(Stored data)
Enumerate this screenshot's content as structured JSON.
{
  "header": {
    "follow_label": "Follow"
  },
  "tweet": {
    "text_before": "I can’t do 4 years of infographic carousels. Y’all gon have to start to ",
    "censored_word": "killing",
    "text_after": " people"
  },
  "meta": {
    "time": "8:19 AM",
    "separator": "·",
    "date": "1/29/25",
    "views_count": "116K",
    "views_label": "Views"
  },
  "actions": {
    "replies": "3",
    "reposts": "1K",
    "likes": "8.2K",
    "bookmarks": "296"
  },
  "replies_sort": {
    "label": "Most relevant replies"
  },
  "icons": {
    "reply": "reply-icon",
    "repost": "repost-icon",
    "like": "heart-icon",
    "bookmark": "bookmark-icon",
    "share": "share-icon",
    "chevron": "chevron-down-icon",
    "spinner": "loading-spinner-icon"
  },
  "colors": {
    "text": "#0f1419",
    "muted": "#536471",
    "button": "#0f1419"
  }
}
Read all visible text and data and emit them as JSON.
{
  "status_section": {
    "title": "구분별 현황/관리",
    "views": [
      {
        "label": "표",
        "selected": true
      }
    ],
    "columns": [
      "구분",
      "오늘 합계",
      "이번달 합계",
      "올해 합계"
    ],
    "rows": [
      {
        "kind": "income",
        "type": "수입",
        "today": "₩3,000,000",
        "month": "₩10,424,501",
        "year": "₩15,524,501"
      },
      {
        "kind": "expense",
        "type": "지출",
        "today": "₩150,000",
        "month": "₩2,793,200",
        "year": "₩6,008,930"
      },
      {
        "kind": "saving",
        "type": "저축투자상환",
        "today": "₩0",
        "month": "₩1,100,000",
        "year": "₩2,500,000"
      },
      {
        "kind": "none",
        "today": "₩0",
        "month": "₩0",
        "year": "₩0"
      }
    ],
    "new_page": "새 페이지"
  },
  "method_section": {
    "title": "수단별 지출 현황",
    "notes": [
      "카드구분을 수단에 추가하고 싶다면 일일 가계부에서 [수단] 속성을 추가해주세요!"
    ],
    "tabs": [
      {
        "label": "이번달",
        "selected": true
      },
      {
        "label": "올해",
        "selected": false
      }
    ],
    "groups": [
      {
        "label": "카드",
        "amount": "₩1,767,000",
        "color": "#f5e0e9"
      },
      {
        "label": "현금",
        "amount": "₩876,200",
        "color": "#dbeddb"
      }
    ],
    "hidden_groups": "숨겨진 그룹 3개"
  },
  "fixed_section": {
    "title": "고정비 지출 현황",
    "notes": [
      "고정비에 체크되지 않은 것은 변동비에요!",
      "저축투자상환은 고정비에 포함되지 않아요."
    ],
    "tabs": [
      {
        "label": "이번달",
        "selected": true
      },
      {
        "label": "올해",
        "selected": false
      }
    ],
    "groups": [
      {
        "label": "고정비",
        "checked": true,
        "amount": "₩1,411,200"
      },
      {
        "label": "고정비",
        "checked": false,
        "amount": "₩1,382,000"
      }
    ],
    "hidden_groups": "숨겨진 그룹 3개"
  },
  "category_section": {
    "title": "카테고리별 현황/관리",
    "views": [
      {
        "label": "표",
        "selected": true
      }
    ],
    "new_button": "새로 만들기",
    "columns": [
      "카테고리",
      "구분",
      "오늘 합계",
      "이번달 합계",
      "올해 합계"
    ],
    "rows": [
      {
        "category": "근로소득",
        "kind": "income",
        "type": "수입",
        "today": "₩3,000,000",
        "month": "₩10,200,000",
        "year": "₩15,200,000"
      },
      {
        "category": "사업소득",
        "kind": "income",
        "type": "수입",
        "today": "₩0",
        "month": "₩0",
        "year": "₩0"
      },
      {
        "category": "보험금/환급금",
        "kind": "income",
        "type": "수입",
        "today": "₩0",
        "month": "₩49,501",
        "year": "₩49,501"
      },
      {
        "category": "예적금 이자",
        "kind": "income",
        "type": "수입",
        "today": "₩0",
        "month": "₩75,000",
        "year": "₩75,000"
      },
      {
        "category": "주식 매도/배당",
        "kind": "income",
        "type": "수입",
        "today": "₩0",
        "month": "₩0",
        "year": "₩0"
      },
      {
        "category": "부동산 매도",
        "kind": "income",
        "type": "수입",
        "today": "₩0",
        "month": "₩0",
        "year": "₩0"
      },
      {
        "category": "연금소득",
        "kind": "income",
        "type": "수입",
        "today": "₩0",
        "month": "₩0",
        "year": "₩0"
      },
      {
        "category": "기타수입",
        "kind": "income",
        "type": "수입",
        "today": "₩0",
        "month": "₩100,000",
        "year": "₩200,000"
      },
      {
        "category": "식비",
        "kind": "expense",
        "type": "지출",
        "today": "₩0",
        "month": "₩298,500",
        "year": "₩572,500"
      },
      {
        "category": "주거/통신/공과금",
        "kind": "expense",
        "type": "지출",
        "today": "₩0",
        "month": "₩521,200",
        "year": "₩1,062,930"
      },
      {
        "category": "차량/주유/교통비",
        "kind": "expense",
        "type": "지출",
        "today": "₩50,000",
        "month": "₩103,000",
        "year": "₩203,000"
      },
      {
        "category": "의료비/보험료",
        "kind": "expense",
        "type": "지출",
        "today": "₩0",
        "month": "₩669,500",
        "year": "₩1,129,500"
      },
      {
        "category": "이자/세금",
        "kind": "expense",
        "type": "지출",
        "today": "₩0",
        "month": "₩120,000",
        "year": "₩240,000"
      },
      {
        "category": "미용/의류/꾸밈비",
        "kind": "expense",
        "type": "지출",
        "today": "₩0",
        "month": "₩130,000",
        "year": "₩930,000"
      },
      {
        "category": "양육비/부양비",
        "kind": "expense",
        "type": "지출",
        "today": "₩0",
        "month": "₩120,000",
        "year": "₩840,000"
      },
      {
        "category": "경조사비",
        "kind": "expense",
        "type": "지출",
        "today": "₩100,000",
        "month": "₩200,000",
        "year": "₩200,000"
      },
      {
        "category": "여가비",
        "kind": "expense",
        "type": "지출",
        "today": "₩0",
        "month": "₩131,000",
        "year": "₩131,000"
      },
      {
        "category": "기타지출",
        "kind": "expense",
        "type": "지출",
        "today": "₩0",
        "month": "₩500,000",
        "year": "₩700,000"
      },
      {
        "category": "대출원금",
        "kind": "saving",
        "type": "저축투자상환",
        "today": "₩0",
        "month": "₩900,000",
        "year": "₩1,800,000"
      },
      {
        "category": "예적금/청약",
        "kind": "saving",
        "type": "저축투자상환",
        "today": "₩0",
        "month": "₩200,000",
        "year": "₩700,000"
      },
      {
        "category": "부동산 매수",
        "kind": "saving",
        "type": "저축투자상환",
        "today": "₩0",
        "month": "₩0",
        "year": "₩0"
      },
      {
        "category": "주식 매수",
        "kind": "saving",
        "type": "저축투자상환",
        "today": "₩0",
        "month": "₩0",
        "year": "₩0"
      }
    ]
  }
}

*Short exercise*. Show the data once more, exactly as it was written.

*Reply to the task*.
Enumerate this screenshot's content as structured JSON.
{
  "header": {
    "follow_label": "Follow"
  },
  "tweet": {
    "text_before": "I can’t do 4 years of infographic carousels. Y’all gon have to start to ",
    "censored_word": "killing",
    "text_after": " people"
  },
  "meta": {
    "time": "8:19 AM",
    "separator": "·",
    "date": "1/29/25",
    "views_count": "116K",
    "views_label": "Views"
  },
  "actions": {
    "replies": "3",
    "reposts": "1K",
    "likes": "8.2K",
    "bookmarks": "296"
  },
  "replies_sort": {
    "label": "Most relevant replies"
  },
  "icons": {
    "reply": "reply-icon",
    "repost": "repost-icon",
    "like": "heart-icon",
    "bookmark": "bookmark-icon",
    "share": "share-icon",
    "chevron": "chevron-down-icon",
    "spinner": "loading-spinner-icon"
  },
  "colors": {
    "text": "#0f1419",
    "muted": "#536471",
    "button": "#0f1419"
  }
}
Read all visible text and data and emit them as JSON.
{
  "status_section": {
    "title": "구분별 현황/관리",
    "views": [
      {
        "label": "표",
        "selected": true
      }
    ],
    "columns": [
      "구분",
      "오늘 합계",
      "이번달 합계",
      "올해 합계"
    ],
    "rows": [
      {
        "kind": "income",
        "type": "수입",
        "today": "₩3,000,000",
        "month": "₩10,424,501",
        "year": "₩15,524,501"
      },
      {
        "kind": "expense",
        "type": "지출",
        "today": "₩150,000",
        "month": "₩2,793,200",
        "year": "₩6,008,930"
      },
      {
        "kind": "saving",
        "type": "저축투자상환",
        "today": "₩0",
        "month": "₩1,100,000",
        "year": "₩2,500,000"
      },
      {
        "kind": "none",
        "today": "₩0",
        "month": "₩0",
        "year": "₩0"
      }
    ],
    "new_page": "새 페이지"
  },
  "method_section": {
    "title": "수단별 지출 현황",
    "notes": [
      "카드구분을 수단에 추가하고 싶다면 일일 가계부에서 [수단] 속성을 추가해주세요!"
    ],
    "tabs": [
      {
        "label": "이번달",
        "selected": true
      },
      {
        "label": "올해",
        "selected": false
      }
    ],
    "groups": [
      {
        "label": "카드",
        "amount": "₩1,767,000",
        "color": "#f5e0e9"
      },
      {
        "label": "현금",
        "amount": "₩876,200",
        "color": "#dbeddb"
      }
    ],
    "hidden_groups": "숨겨진 그룹 3개"
  },
  "fixed_section": {
    "title": "고정비 지출 현황",
    "notes": [
      "고정비에 체크되지 않은 것은 변동비에요!",
      "저축투자상환은 고정비에 포함되지 않아요."
    ],
    "tabs": [
      {
        "label": "이번달",
        "selected": true
      },
      {
        "label": "올해",
        "selected": false
      }
    ],
    "groups": [
      {
        "label": "고정비",
        "checked": true,
        "amount": "₩1,411,200"
      },
      {
        "label": "고정비",
        "checked": false,
        "amount": "₩1,382,000"
      }
    ],
    "hidden_groups": "숨겨진 그룹 3개"
  },
  "category_section": {
    "title": "카테고리별 현황/관리",
    "views": [
      {
        "label": "표",
        "selected": true
      }
    ],
    "new_button": "새로 만들기",
    "columns": [
      "카테고리",
      "구분",
      "오늘 합계",
      "이번달 합계",
      "올해 합계"
    ],
    "rows": [
      {
        "category": "근로소득",
        "kind": "income",
        "type": "수입",
        "today": "₩3,000,000",
        "month": "₩10,200,000",
        "year": "₩15,200,000"
      },
      {
        "category": "사업소득",
        "kind": "income",
        "type": "수입",
        "today": "₩0",
        "month": "₩0",
        "year": "₩0"
      },
      {
        "category": "보험금/환급금",
        "kind": "income",
        "type": "수입",
        "today": "₩0",
        "month": "₩49,501",
        "year": "₩49,501"
      },
      {
        "category": "예적금 이자",
        "kind": "income",
        "type": "수입",
        "today": "₩0",
        "month": "₩75,000",
        "year": "₩75,000"
      },
      {
        "category": "주식 매도/배당",
        "kind": "income",
        "type": "수입",
        "today": "₩0",
        "month": "₩0",
        "year": "₩0"
      },
      {
        "category": "부동산 매도",
        "kind": "income",
        "type": "수입",
        "today": "₩0",
        "month": "₩0",
        "year": "₩0"
      },
      {
        "category": "연금소득",
        "kind": "income",
        "type": "수입",
        "today": "₩0",
        "month": "₩0",
        "year": "₩0"
      },
      {
        "category": "기타수입",
        "kind": "income",
        "type": "수입",
        "today": "₩0",
        "month": "₩100,000",
        "year": "₩200,000"
      },
      {
        "category": "식비",
        "kind": "expense",
        "type": "지출",
        "today": "₩0",
        "month": "₩298,500",
        "year": "₩572,500"
      },
      {
        "category": "주거/통신/공과금",
        "kind": "expense",
        "type": "지출",
        "today": "₩0",
        "month": "₩521,200",
        "year": "₩1,062,930"
      },
      {
        "category": "차량/주유/교통비",
        "kind": "expense",
        "type": "지출",
        "today": "₩50,000",
        "month": "₩103,000",
        "year": "₩203,000"
      },
      {
        "category": "의료비/보험료",
        "kind": "expense",
        "type": "지출",
        "today": "₩0",
        "month": "₩669,500",
        "year": "₩1,129,500"
      },
      {
        "category": "이자/세금",
        "kind": "expense",
        "type": "지출",
        "today": "₩0",
        "month": "₩120,000",
        "year": "₩240,000"
      },
      {
        "category": "미용/의류/꾸밈비",
        "kind": "expense",
        "type": "지출",
        "today": "₩0",
        "month": "₩130,000",
        "year": "₩930,000"
      },
      {
        "category": "양육비/부양비",
        "kind": "expense",
        "type": "지출",
        "today": "₩0",
        "month": "₩120,000",
        "year": "₩840,000"
      },
      {
        "category": "경조사비",
        "kind": "expense",
        "type": "지출",
        "today": "₩100,000",
        "month": "₩200,000",
        "year": "₩200,000"
      },
      {
        "category": "여가비",
        "kind": "expense",
        "type": "지출",
        "today": "₩0",
        "month": "₩131,000",
        "year": "₩131,000"
      },
      {
        "category": "기타지출",
        "kind": "expense",
        "type": "지출",
        "today": "₩0",
        "month": "₩500,000",
        "year": "₩700,000"
      },
      {
        "category": "대출원금",
        "kind": "saving",
        "type": "저축투자상환",
        "today": "₩0",
        "month": "₩900,000",
        "year": "₩1,800,000"
      },
      {
        "category": "예적금/청약",
        "kind": "saving",
        "type": "저축투자상환",
        "today": "₩0",
        "month": "₩200,000",
        "year": "₩700,000"
      },
      {
        "category": "부동산 매수",
        "kind": "saving",
        "type": "저축투자상환",
        "today": "₩0",
        "month": "₩0",
        "year": "₩0"
      },
      {
        "category": "주식 매수",
        "kind": "saving",
        "type": "저축투자상환",
        "today": "₩0",
        "month": "₩0",
        "year": "₩0"
      }
    ]
  }
}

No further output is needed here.